- Exercise: Copy out each line of the material below with no changes.

##### Data shown

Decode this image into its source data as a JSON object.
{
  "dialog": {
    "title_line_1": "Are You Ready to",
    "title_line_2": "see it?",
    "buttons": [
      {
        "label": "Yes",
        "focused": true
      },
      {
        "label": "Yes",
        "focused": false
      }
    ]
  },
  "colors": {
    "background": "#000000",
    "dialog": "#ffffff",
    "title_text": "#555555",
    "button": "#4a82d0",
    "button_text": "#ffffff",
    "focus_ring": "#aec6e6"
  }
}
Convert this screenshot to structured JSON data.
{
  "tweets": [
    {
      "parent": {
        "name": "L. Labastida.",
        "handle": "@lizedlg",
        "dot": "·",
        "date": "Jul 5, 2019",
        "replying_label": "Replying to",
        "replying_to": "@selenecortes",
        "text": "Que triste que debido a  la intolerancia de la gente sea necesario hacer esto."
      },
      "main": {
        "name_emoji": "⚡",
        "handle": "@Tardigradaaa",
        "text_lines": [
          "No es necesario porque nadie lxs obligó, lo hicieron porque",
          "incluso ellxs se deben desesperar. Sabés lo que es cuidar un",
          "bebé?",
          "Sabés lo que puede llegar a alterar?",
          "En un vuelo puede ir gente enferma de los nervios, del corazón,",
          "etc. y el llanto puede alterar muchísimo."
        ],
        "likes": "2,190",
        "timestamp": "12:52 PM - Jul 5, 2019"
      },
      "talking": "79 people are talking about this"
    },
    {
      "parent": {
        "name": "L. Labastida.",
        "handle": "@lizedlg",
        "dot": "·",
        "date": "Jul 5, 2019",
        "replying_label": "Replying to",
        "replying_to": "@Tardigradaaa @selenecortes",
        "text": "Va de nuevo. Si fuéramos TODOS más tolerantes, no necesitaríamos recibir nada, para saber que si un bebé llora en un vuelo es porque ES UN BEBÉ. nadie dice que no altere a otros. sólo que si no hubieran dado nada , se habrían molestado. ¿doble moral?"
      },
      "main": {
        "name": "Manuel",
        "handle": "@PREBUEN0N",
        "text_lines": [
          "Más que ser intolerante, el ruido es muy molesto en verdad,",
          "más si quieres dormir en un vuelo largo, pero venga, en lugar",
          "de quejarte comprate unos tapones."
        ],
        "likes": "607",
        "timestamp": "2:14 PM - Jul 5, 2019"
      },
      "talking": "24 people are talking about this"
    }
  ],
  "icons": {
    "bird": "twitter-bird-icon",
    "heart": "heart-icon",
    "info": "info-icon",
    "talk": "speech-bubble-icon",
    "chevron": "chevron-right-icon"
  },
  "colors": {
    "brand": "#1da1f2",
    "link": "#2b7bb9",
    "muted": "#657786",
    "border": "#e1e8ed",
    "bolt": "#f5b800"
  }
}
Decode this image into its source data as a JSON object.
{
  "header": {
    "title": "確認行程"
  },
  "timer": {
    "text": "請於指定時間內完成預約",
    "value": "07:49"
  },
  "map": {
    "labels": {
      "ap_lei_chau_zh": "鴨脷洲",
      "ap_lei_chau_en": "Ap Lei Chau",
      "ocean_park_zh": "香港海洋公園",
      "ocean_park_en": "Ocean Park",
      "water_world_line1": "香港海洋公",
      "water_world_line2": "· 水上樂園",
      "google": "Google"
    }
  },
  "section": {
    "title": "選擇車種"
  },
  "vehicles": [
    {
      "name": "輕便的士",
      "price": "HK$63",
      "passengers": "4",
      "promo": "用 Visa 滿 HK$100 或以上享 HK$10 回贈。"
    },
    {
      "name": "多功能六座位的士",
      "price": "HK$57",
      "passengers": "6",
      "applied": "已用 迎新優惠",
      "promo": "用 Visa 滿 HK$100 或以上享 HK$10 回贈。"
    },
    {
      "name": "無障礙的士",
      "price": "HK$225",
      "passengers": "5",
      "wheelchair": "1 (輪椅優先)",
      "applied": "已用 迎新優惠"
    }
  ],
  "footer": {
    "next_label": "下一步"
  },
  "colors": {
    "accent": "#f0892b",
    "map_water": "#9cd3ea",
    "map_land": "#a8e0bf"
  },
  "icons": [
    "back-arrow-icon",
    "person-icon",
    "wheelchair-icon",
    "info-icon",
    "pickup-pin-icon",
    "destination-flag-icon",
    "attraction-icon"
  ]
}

##########

- Solution below:
Decode this image into its source data as a JSON object.
{
  "dialog": {
    "title_line_1": "Are You Ready to",
    "title_line_2": "see it?",
    "buttons": [
      {
        "label": "Yes",
        "focused": true
      },
      {
        "label": "Yes",
        "focused": false
      }
    ]
  },
  "colors": {
    "background": "#000000",
    "dialog": "#ffffff",
    "title_text": "#555555",
    "button": "#4a82d0",
    "button_text": "#ffffff",
    "focus_ring": "#aec6e6"
  }
}
Convert this screenshot to structured JSON data.
{
  "tweets": [
    {
      "parent": {
        "name": "L. Labastida.",
        "handle": "@lizedlg",
        "dot": "·",
        "date": "Jul 5, 2019",
        "replying_label": "Replying to",
        "replying_to": "@selenecortes",
        "text": "Que triste que debido a  la intolerancia de la gente sea necesario hacer esto."
      },
      "main": {
        "name_emoji": "⚡",
        "handle": "@Tardigradaaa",
        "text_lines": [
          "No es necesario porque nadie lxs obligó, lo hicieron porque",
          "incluso ellxs se deben desesperar. Sabés lo que es cuidar un",
          "bebé?",
          "Sabés lo que puede llegar a alterar?",
          "En un vuelo puede ir gente enferma de los nervios, del corazón,",
          "etc. y el llanto puede alterar muchísimo."
        ],
        "likes": "2,190",
        "timestamp": "12:52 PM - Jul 5, 2019"
      },
      "talking": "79 people are talking about this"
    },
    {
      "parent": {
        "name": "L. Labastida.",
        "handle": "@lizedlg",
        "dot": "·",
        "date": "Jul 5, 2019",
        "replying_label": "Replying to",
        "replying_to": "@Tardigradaaa @selenecortes",
        "text": "Va de nuevo. Si fuéramos TODOS más tolerantes, no necesitaríamos recibir nada, para saber que si un bebé llora en un vuelo es porque ES UN BEBÉ. nadie dice que no altere a otros. sólo que si no hubieran dado nada , se habrían molestado. ¿doble moral?"
      },
      "main": {
        "name": "Manuel",
        "handle": "@PREBUEN0N",
        "text_lines": [
          "Más que ser intolerante, el ruido es muy molesto en verdad,",
          "más si quieres dormir en un vuelo largo, pero venga, en lugar",
          "de quejarte comprate unos tapones."
        ],
        "likes": "607",
        "timestamp": "2:14 PM - Jul 5, 2019"
      },
      "talking": "24 people are talking about this"
    }
  ],
  "icons": {
    "bird": "twitter-bird-icon",
    "heart": "heart-icon",
    "info": "info-icon",
    "talk": "speech-bubble-icon",
    "chevron": "chevron-right-icon"
  },
  "colors": {
    "brand": "#1da1f2",
    "link": "#2b7bb9",
    "muted": "#657786",
    "border": "#e1e8ed",
    "bolt": "#f5b800"
  }
}
Decode this image into its source data as a JSON object.
{
  "header": {
    "title": "確認行程"
  },
  "timer": {
    "text": "請於指定時間內完成預約",
    "value": "07:49"
  },
  "map": {
    "labels": {
      "ap_lei_chau_zh": "鴨脷洲",
      "ap_lei_chau_en": "Ap Lei Chau",
      "ocean_park_zh": "香港海洋公園",
      "ocean_park_en": "Ocean Park",
      "water_world_line1": "香港海洋公",
      "water_world_line2": "· 水上樂園",
      "google": "Google"
    }
  },
  "section": {
    "title": "選擇車種"
  },
  "vehicles": [
    {
      "name": "輕便的士",
      "price": "HK$63",
      "passengers": "4",
      "promo": "用 Visa 滿 HK$100 或以上享 HK$10 回贈。"
    },
    {
      "name": "多功能六座位的士",
      "price": "HK$57",
      "passengers": "6",
      "applied": "已用 迎新優惠",
      "promo": "用 Visa 滿 HK$100 或以上享 HK$10 回贈。"
    },
    {
      "name": "無障礙的士",
      "price": "HK$225",
      "passengers": "5",
      "wheelchair": "1 (輪椅優先)",
      "applied": "已用 迎新優惠"
    }
  ],
  "footer": {
    "next_label": "下一步"
  },
  "colors": {
    "accent": "#f0892b",
    "map_water": "#9cd3ea",
    "map_land": "#a8e0bf"
  },
  "icons": [
    "back-arrow-icon",
    "person-icon",
    "wheelchair-icon",
    "info-icon",
    "pickup-pin-icon",
    "destination-flag-icon",
    "attraction-icon"
  ]
}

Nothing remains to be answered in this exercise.